Search the listing for the string "Fuellstand" and copy every line that contains it.
--- START ---
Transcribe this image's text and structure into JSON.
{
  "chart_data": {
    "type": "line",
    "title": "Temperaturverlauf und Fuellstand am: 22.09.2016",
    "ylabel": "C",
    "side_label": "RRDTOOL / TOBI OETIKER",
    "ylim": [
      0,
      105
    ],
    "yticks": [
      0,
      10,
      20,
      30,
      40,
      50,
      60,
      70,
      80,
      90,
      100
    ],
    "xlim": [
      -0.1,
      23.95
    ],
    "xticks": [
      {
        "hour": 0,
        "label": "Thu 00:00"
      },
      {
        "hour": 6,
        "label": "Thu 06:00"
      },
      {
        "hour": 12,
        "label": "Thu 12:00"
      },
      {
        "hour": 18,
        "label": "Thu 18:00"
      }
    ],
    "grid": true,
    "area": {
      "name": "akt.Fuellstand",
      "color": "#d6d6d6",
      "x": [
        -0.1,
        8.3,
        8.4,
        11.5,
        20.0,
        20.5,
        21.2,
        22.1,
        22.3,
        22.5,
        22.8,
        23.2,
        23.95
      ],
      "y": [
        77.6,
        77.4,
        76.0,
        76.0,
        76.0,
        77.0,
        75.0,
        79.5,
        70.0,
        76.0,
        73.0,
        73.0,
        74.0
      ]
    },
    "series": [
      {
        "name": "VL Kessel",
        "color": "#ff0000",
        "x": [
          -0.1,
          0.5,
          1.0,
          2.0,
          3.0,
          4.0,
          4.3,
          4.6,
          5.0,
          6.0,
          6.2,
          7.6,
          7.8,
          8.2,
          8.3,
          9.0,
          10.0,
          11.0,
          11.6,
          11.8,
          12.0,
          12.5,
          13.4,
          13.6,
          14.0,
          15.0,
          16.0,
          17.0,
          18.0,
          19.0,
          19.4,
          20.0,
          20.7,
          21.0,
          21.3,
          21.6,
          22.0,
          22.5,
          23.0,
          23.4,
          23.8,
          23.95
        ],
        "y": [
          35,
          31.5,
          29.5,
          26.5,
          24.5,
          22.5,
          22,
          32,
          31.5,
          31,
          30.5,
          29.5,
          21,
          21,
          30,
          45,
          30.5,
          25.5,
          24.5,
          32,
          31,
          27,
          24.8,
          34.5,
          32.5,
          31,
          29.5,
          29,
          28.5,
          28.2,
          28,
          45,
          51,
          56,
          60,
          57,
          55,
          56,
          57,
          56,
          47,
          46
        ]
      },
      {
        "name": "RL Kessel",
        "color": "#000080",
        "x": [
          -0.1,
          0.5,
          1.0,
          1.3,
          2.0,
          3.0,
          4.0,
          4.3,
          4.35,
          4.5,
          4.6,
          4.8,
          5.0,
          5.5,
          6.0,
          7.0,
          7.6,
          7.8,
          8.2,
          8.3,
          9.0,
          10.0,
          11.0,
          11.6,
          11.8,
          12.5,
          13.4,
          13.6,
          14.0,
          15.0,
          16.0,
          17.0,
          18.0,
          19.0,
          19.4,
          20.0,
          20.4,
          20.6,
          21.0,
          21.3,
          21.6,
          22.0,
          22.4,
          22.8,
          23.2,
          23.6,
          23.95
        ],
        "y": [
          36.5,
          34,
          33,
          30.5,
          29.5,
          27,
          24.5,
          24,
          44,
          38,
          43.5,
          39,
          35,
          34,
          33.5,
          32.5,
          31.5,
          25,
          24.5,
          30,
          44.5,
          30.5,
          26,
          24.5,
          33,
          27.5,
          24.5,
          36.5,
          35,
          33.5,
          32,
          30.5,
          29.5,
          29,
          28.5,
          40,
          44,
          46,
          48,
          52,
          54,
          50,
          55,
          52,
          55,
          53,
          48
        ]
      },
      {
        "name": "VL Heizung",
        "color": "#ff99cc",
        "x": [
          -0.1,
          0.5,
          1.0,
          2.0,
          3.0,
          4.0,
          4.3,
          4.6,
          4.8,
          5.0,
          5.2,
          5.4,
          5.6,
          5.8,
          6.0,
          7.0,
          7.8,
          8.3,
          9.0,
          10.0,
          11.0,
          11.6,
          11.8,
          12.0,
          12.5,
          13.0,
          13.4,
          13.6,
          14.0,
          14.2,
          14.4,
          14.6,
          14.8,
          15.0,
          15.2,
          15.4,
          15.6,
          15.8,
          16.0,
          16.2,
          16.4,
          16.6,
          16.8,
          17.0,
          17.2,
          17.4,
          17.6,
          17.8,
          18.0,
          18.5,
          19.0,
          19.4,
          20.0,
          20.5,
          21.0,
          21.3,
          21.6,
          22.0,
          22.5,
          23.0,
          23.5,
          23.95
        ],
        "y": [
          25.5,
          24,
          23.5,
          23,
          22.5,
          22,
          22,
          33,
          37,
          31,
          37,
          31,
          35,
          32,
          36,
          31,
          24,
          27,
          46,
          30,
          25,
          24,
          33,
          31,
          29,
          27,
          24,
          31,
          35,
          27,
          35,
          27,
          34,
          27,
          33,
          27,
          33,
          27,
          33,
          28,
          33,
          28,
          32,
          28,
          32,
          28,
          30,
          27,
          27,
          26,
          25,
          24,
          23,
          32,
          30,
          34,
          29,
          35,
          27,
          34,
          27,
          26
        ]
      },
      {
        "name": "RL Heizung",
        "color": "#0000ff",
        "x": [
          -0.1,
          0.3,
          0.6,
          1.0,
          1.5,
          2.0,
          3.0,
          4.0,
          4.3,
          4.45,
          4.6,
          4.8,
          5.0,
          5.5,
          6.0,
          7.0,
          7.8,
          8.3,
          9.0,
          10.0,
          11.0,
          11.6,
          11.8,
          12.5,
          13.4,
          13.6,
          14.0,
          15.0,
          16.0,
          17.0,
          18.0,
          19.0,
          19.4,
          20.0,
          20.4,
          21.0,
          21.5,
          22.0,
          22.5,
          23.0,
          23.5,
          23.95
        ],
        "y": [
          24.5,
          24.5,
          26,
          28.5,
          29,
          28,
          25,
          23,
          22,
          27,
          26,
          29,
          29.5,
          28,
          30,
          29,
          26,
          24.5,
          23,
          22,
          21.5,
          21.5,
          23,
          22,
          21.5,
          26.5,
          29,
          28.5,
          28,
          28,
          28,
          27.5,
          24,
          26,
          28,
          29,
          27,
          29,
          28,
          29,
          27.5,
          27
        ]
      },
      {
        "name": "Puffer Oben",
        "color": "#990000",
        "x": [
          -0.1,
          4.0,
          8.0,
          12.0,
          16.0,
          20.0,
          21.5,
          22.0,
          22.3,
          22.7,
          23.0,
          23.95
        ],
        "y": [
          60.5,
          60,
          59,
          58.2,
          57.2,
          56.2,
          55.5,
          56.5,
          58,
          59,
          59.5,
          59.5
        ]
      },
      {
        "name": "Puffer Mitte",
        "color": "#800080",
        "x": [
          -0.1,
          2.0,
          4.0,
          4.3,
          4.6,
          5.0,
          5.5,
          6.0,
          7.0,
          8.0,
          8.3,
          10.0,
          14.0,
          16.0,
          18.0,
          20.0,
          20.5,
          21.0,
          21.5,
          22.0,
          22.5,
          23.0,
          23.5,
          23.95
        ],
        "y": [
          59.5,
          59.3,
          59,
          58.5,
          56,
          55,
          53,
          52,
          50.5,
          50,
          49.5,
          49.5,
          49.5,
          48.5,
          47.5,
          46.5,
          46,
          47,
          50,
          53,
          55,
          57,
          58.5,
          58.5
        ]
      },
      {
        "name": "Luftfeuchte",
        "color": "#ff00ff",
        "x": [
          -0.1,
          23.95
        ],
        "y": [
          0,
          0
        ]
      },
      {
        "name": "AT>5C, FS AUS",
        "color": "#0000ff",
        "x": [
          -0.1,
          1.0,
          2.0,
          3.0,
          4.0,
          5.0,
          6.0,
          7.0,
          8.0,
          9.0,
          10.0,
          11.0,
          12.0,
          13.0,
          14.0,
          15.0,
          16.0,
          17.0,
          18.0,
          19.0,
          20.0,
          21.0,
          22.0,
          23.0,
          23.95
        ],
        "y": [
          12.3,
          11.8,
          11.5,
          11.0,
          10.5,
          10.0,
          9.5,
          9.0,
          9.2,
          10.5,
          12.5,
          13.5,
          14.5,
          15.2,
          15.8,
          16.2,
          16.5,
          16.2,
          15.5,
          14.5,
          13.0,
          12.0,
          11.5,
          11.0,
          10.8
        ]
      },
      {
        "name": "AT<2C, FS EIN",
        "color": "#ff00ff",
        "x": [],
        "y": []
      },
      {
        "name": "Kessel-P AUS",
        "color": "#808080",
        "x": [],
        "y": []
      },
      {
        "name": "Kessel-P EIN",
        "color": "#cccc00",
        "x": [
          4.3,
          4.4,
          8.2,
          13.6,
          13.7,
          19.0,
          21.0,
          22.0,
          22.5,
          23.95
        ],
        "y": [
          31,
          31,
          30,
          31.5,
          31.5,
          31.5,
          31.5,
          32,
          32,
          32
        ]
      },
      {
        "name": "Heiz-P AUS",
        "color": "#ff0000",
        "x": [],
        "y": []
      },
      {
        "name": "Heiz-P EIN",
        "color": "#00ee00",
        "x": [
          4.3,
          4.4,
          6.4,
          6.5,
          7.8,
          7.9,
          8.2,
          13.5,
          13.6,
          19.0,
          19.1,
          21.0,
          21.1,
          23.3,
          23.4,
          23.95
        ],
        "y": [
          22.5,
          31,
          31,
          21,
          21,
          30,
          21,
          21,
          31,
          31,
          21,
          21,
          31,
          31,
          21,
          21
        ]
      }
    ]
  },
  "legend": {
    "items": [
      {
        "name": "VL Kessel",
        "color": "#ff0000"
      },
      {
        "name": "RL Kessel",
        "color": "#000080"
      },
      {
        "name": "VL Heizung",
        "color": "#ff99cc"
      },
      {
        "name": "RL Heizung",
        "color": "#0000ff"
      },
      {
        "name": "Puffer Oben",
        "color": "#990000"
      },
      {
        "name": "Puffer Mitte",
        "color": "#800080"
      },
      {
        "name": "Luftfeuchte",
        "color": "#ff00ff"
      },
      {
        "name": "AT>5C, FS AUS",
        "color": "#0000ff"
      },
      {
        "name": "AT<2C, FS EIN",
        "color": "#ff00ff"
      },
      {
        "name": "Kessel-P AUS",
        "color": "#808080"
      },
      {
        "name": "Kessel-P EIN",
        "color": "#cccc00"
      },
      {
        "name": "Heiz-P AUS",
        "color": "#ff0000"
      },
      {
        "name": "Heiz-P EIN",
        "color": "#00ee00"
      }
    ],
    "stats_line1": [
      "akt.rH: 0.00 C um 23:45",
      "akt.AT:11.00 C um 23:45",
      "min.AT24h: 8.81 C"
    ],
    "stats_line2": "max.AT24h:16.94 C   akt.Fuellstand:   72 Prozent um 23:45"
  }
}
--- END ---
OUTPUT OF THE EXERCISE ▸
    "title": "Temperaturverlauf und Fuellstand am: 22.09.2016",
      "name": "akt.Fuellstand",
    "stats_line2": "max.AT24h:16.94 C   akt.Fuellstand:   72 Prozent um 23:45"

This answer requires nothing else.